Data records
<<<<

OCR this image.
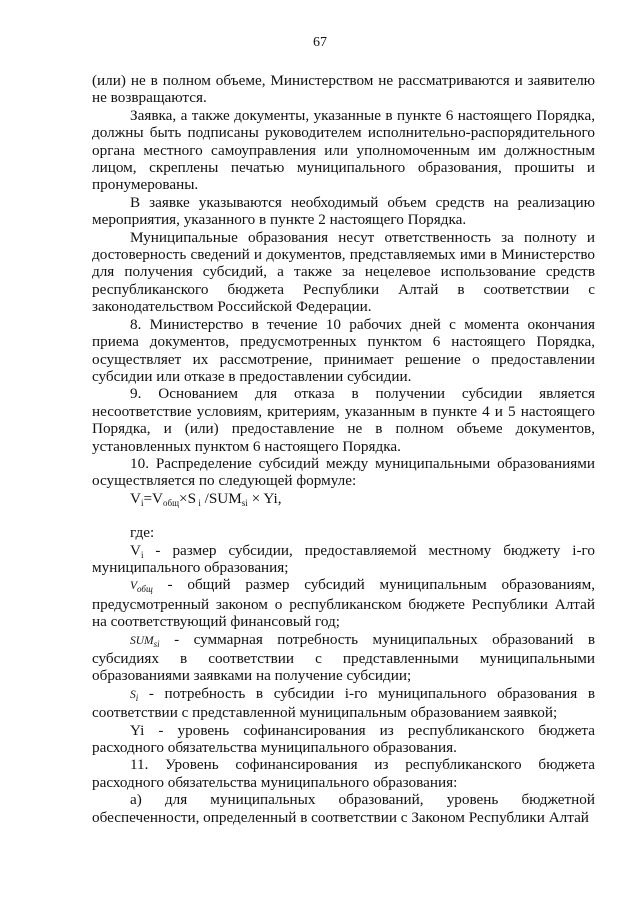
67

(или) не в полном объеме, Министерством не рассматриваются и заявителю не возвращаются.

Заявка, а также документы, указанные в пункте 6 настоящего Порядка, должны быть подписаны руководителем исполнительно-распорядительного органа местного самоуправления или уполномоченным им должностным лицом, скреплены печатью муниципального образования, прошиты и пронумерованы.

В заявке указываются необходимый объем средств на реализацию мероприятия, указанного в пункте 2 настоящего Порядка.

Муниципальные образования несут ответственность за полноту и достоверность сведений и документов, представляемых ими в Министерство для получения субсидий, а также за нецелевое использование средств республиканского бюджета Республики Алтай в соответствии с законодательством Российской Федерации.

8. Министерство в течение 10 рабочих дней с момента окончания приема документов, предусмотренных пунктом 6 настоящего Порядка, осуществляет их рассмотрение, принимает решение о предоставлении субсидии или отказе в предоставлении субсидии.

9. Основанием для отказа в получении субсидии является несоответствие условиям, критериям, указанным в пункте 4 и 5 настоящего Порядка, и (или) предоставление не в полном объеме документов, установленных пунктом 6 настоящего Порядка.

10. Распределение субсидий между муниципальными образованиями осуществляется по следующей формуле:

$V_i=V_{общ}\times S$ $_i$ $/SUM_{si} \times Yi$,

где:

$V_i$ - размер субсидии, предоставляемой местному бюджету i-го муниципального образования;

$V_{общ}$ - общий размер субсидий муниципальным образованиям, предусмотренный законом о республиканском бюджете Республики Алтай на соответствующий финансовый год;

$SUM_{si}$ - суммарная потребность муниципальных образований в субсидиях в соответствии с представленными муниципальными образованиями заявками на получение субсидии;

$S_i$ - потребность в субсидии i-го муниципального образования в соответствии с представленной муниципальным образованием заявкой;

Yi - уровень софинансирования из республиканского бюджета расходного обязательства муниципального образования.

11. Уровень софинансирования из республиканского бюджета расходного обязательства муниципального образования:

а) для муниципальных образований, уровень бюджетной обеспеченности, определенный в соответствии с Законом Республики Алтай
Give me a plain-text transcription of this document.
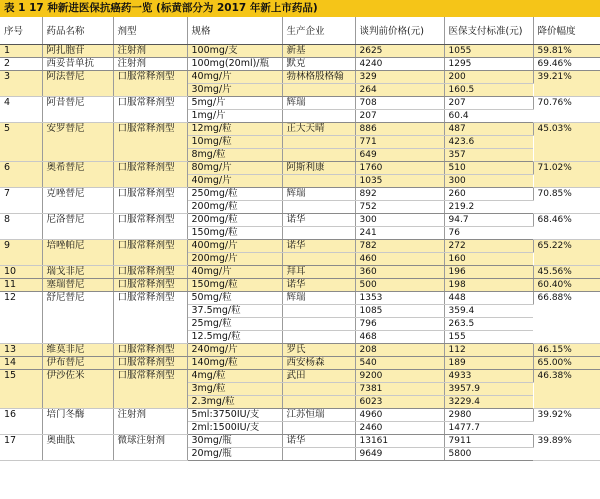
表 1 17 种新进医保抗癌药一览 (标黄部分为 2017 年新上市药品)
序号	药品名称	剂型	规格	生产企业	谈判前价格(元)	医保支付标准(元)	降价幅度
1	阿扎胞苷	注射剂	100mg/支	新基	2625	1055	59.81%
2	西妥昔单抗	注射剂	100mg(20ml)/瓶	默克	4240	1295	69.46%
3	阿法替尼	口服常释剂型	40mg/片	勃林格殷格翰	329	200	39.21%
			30mg/片		264	160.5	
4	阿昔替尼	口服常释剂型	5mg/片	辉瑞	708	207	70.76%
			1mg/片		207	60.4	
5	安罗替尼	口服常释剂型	12mg/粒	正大天晴	886	487	45.03%
			10mg/粒		771	423.6	
			8mg/粒		649	357	
6	奥希替尼	口服常释剂型	80mg/片	阿斯利康	1760	510	71.02%
			40mg/片		1035	300	
7	克唑替尼	口服常释剂型	250mg/粒	辉瑞	892	260	70.85%
			200mg/粒		752	219.2	
8	尼洛替尼	口服常释剂型	200mg/粒	诺华	300	94.7	68.46%
			150mg/粒		241	76	
9	培唑帕尼	口服常释剂型	400mg/片	诺华	782	272	65.22%
			200mg/片		460	160	
10	瑞戈非尼	口服常释剂型	40mg/片	拜耳	360	196	45.56%
11	塞瑞替尼	口服常释剂型	150mg/粒	诺华	500	198	60.40%
12	舒尼替尼	口服常释剂型	50mg/粒	辉瑞	1353	448	66.88%
			37.5mg/粒		1085	359.4	
			25mg/粒		796	263.5	
			12.5mg/粒		468	155	
13	维莫非尼	口服常释剂型	240mg/片	罗氏	208	112	46.15%
14	伊布替尼	口服常释剂型	140mg/粒	西安杨森	540	189	65.00%
15	伊沙佐米	口服常释剂型	4mg/粒	武田	9200	4933	46.38%
			3mg/粒		7381	3957.9	
			2.3mg/粒		6023	3229.4	
16	培门冬酶	注射剂	5ml:3750IU/支	江苏恒瑞	4960	2980	39.92%
			2ml:1500IU/支		2460	1477.7	
17	奥曲肽	微球注射剂	30mg/瓶	诺华	13161	7911	39.89%
			20mg/瓶		9649	5800	
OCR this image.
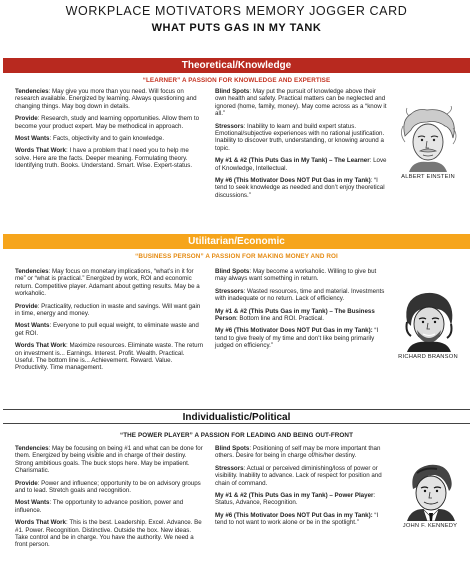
WORKPLACE MOTIVATORS MEMORY JOGGER CARD
WHAT PUTS GAS IN MY TANK
Theoretical/Knowledge
“LEARNER” A PASSION FOR KNOWLEDGE AND EXPERTISE
Tendencies: May give you more than you need. Will focus on research available. Energized by learning. Always questioning and changing things. May bog down in details.
Provide: Research, study and learning opportunities. Allow them to become your product expert. May be methodical in approach.
Most Wants: Facts, objectivity and to gain knowledge.
Words That Work: I have a problem that I need you to help me solve. Here are the facts. Deeper meaning. Formulating theory. Identifying truth. Books. Understand. Smart. Wise. Expert-status.
Blind Spots: May put the pursuit of knowledge above their own health and safety. Practical matters can be neglected and ignored (home, family, money). May come across as a “know it all.”
Stressors: Inability to learn and build expert status. Emotional/subjective experiences with no rational justification. Inability to discover truth, understanding, or knowing around a topic.
My #1 & #2 (This Puts Gas in My Tank) – The Learner: Love of Knowledge, Intellectual.
My #6 (This Motivator Does NOT Put Gas in my Tank): “I tend to seek knowledge as needed and don’t enjoy theoretical discussions.”
ALBERT EINSTEIN
Utilitarian/Economic
“BUSINESS PERSON” A PASSION FOR MAKING MONEY AND ROI
Tendencies: May focus on monetary implications, “what’s in it for me” or “what is practical.” Energized by work, ROI and economic return. Competitive player. Adamant about getting results. May be a workaholic.
Provide: Practicality, reduction in waste and savings. Will want gain in time, energy and money.
Most Wants: Everyone to pull equal weight, to eliminate waste and get ROI.
Words That Work: Maximize resources. Eliminate waste. The return on investment is... Earnings. Interest. Profit. Wealth. Practical. Useful. The bottom line is... Achievement. Reward. Value. Productivity. Time management.
Blind Spots: May become a workaholic. Willing to give but may always want something in return.
Stressors: Wasted resources, time and material. Investments with inadequate or no return. Lack of efficiency.
My #1 & #2 (This Puts Gas in my Tank) – The Business Person: Bottom line and ROI. Practical.
My #6 (This Motivator Does NOT Put Gas in my Tank): “I tend to give freely of my time and don’t like being primarily judged on efficiency.”
RICHARD BRANSON
Individualistic/Political
“THE POWER PLAYER” A PASSION FOR LEADING AND BEING OUT-FRONT
Tendencies: May be focusing on being #1 and what can be done for them. Energized by being visible and in charge of their destiny. Strong ambitious goals. The buck stops here. May be impatient. Charismatic.
Provide: Power and influence; opportunity to be on advisory groups and to lead. Stretch goals and recognition.
Most Wants: The opportunity to advance position, power and influence.
Words That Work: This is the best. Leadership. Excel. Advance. Be #1. Power. Recognition. Distinctive. Outside the box. New ideas. Take control and be in charge. You have the authority. We need a front person.
Blind Spots: Positioning of self may be more important than others. Desire for being in charge of/his/her destiny.
Stressors: Actual or perceived diminishing/loss of power or visibility. Inability to advance. Lack of respect for position and chain of command.
My #1 & #2 (This Puts Gas in my Tank) – Power Player: Status, Advance, Recognition.
My #6 (This Motivator Does NOT Put Gas in my Tank): “I tend to not want to work alone or be in the spotlight.”	JOHN F. KENNEDY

>>>>

Reproduce the entries exactly. Do not carry over any picture.

* Output below:
OCR this image.
67

(или) не в полном объеме, Министерством не рассматриваются и заявителю не возвращаются.

Заявка, а также документы, указанные в пункте 6 настоящего Порядка, должны быть подписаны руководителем исполнительно-распорядительного органа местного самоуправления или уполномоченным им должностным лицом, скреплены печатью муниципального образования, прошиты и пронумерованы.

В заявке указываются необходимый объем средств на реализацию мероприятия, указанного в пункте 2 настоящего Порядка.

Муниципальные образования несут ответственность за полноту и достоверность сведений и документов, представляемых ими в Министерство для получения субсидий, а также за нецелевое использование средств республиканского бюджета Республики Алтай в соответствии с законодательством Российской Федерации.

8. Министерство в течение 10 рабочих дней с момента окончания приема документов, предусмотренных пунктом 6 настоящего Порядка, осуществляет их рассмотрение, принимает решение о предоставлении субсидии или отказе в предоставлении субсидии.

9. Основанием для отказа в получении субсидии является несоответствие условиям, критериям, указанным в пункте 4 и 5 настоящего Порядка, и (или) предоставление не в полном объеме документов, установленных пунктом 6 настоящего Порядка.

10. Распределение субсидий между муниципальными образованиями осуществляется по следующей формуле:

$V_i=V_{общ}\times S$ $_i$ $/SUM_{si} \times Yi$,

где:

$V_i$ - размер субсидии, предоставляемой местному бюджету i-го муниципального образования;

$V_{общ}$ - общий размер субсидий муниципальным образованиям, предусмотренный законом о республиканском бюджете Республики Алтай на соответствующий финансовый год;

$SUM_{si}$ - суммарная потребность муниципальных образований в субсидиях в соответствии с представленными муниципальными образованиями заявками на получение субсидии;

$S_i$ - потребность в субсидии i-го муниципального образования в соответствии с представленной муниципальным образованием заявкой;

Yi - уровень софинансирования из республиканского бюджета расходного обязательства муниципального образования.

11. Уровень софинансирования из республиканского бюджета расходного обязательства муниципального образования:

а) для муниципальных образований, уровень бюджетной обеспеченности, определенный в соответствии с Законом Республики Алтай
Give me a plain-text transcription of this document.
表 1 17 种新进医保抗癌药一览 (标黄部分为 2017 年新上市药品)
序号	药品名称	剂型	规格	生产企业	谈判前价格(元)	医保支付标准(元)	降价幅度
1	阿扎胞苷	注射剂	100mg/支	新基	2625	1055	59.81%
2	西妥昔单抗	注射剂	100mg(20ml)/瓶	默克	4240	1295	69.46%
3	阿法替尼	口服常释剂型	40mg/片	勃林格殷格翰	329	200	39.21%
			30mg/片		264	160.5	
4	阿昔替尼	口服常释剂型	5mg/片	辉瑞	708	207	70.76%
			1mg/片		207	60.4	
5	安罗替尼	口服常释剂型	12mg/粒	正大天晴	886	487	45.03%
			10mg/粒		771	423.6	
			8mg/粒		649	357	
6	奥希替尼	口服常释剂型	80mg/片	阿斯利康	1760	510	71.02%
			40mg/片		1035	300	
7	克唑替尼	口服常释剂型	250mg/粒	辉瑞	892	260	70.85%
			200mg/粒		752	219.2	
8	尼洛替尼	口服常释剂型	200mg/粒	诺华	300	94.7	68.46%
			150mg/粒		241	76	
9	培唑帕尼	口服常释剂型	400mg/片	诺华	782	272	65.22%
			200mg/片		460	160	
10	瑞戈非尼	口服常释剂型	40mg/片	拜耳	360	196	45.56%
11	塞瑞替尼	口服常释剂型	150mg/粒	诺华	500	198	60.40%
12	舒尼替尼	口服常释剂型	50mg/粒	辉瑞	1353	448	66.88%
			37.5mg/粒		1085	359.4	
			25mg/粒		796	263.5	
			12.5mg/粒		468	155	
13	维莫非尼	口服常释剂型	240mg/片	罗氏	208	112	46.15%
14	伊布替尼	口服常释剂型	140mg/粒	西安杨森	540	189	65.00%
15	伊沙佐米	口服常释剂型	4mg/粒	武田	9200	4933	46.38%
			3mg/粒		7381	3957.9	
			2.3mg/粒		6023	3229.4	
16	培门冬酶	注射剂	5ml:3750IU/支	江苏恒瑞	4960	2980	39.92%
			2ml:1500IU/支		2460	1477.7	
17	奥曲肽	微球注射剂	30mg/瓶	诺华	13161	7911	39.89%
			20mg/瓶		9649	5800	
OCR this image.
WORKPLACE MOTIVATORS MEMORY JOGGER CARD
WHAT PUTS GAS IN MY TANK
Theoretical/Knowledge
“LEARNER” A PASSION FOR KNOWLEDGE AND EXPERTISE
Tendencies: May give you more than you need. Will focus on research available. Energized by learning. Always questioning and changing things. May bog down in details.
Provide: Research, study and learning opportunities. Allow them to become your product expert. May be methodical in approach.
Most Wants: Facts, objectivity and to gain knowledge.
Words That Work: I have a problem that I need you to help me solve. Here are the facts. Deeper meaning. Formulating theory. Identifying truth. Books. Understand. Smart. Wise. Expert-status.
Blind Spots: May put the pursuit of knowledge above their own health and safety. Practical matters can be neglected and ignored (home, family, money). May come across as a “know it all.”
Stressors: Inability to learn and build expert status. Emotional/subjective experiences with no rational justification. Inability to discover truth, understanding, or knowing around a topic.
My #1 & #2 (This Puts Gas in My Tank) – The Learner: Love of Knowledge, Intellectual.
My #6 (This Motivator Does NOT Put Gas in my Tank): “I tend to seek knowledge as needed and don’t enjoy theoretical discussions.”
ALBERT EINSTEIN
Utilitarian/Economic
“BUSINESS PERSON” A PASSION FOR MAKING MONEY AND ROI
Tendencies: May focus on monetary implications, “what’s in it for me” or “what is practical.” Energized by work, ROI and economic return. Competitive player. Adamant about getting results. May be a workaholic.
Provide: Practicality, reduction in waste and savings. Will want gain in time, energy and money.
Most Wants: Everyone to pull equal weight, to eliminate waste and get ROI.
Words That Work: Maximize resources. Eliminate waste. The return on investment is... Earnings. Interest. Profit. Wealth. Practical. Useful. The bottom line is... Achievement. Reward. Value. Productivity. Time management.
Blind Spots: May become a workaholic. Willing to give but may always want something in return.
Stressors: Wasted resources, time and material. Investments with inadequate or no return. Lack of efficiency.
My #1 & #2 (This Puts Gas in my Tank) – The Business Person: Bottom line and ROI. Practical.
My #6 (This Motivator Does NOT Put Gas in my Tank): “I tend to give freely of my time and don’t like being primarily judged on efficiency.”
RICHARD BRANSON
Individualistic/Political
“THE POWER PLAYER” A PASSION FOR LEADING AND BEING OUT-FRONT
Tendencies: May be focusing on being #1 and what can be done for them. Energized by being visible and in charge of their destiny. Strong ambitious goals. The buck stops here. May be impatient. Charismatic.
Provide: Power and influence; opportunity to be on advisory groups and to lead. Stretch goals and recognition.
Most Wants: The opportunity to advance position, power and influence.
Words That Work: This is the best. Leadership. Excel. Advance. Be #1. Power. Recognition. Distinctive. Outside the box. New ideas. Take control and be in charge. You have the authority. We need a front person.
Blind Spots: Positioning of self may be more important than others. Desire for being in charge of/his/her destiny.
Stressors: Actual or perceived diminishing/loss of power or visibility. Inability to advance. Lack of respect for position and chain of command.
My #1 & #2 (This Puts Gas in my Tank) – Power Player: Status, Advance, Recognition.
My #6 (This Motivator Does NOT Put Gas in my Tank): “I tend to not want to work alone or be in the spotlight.”	JOHN F. KENNEDY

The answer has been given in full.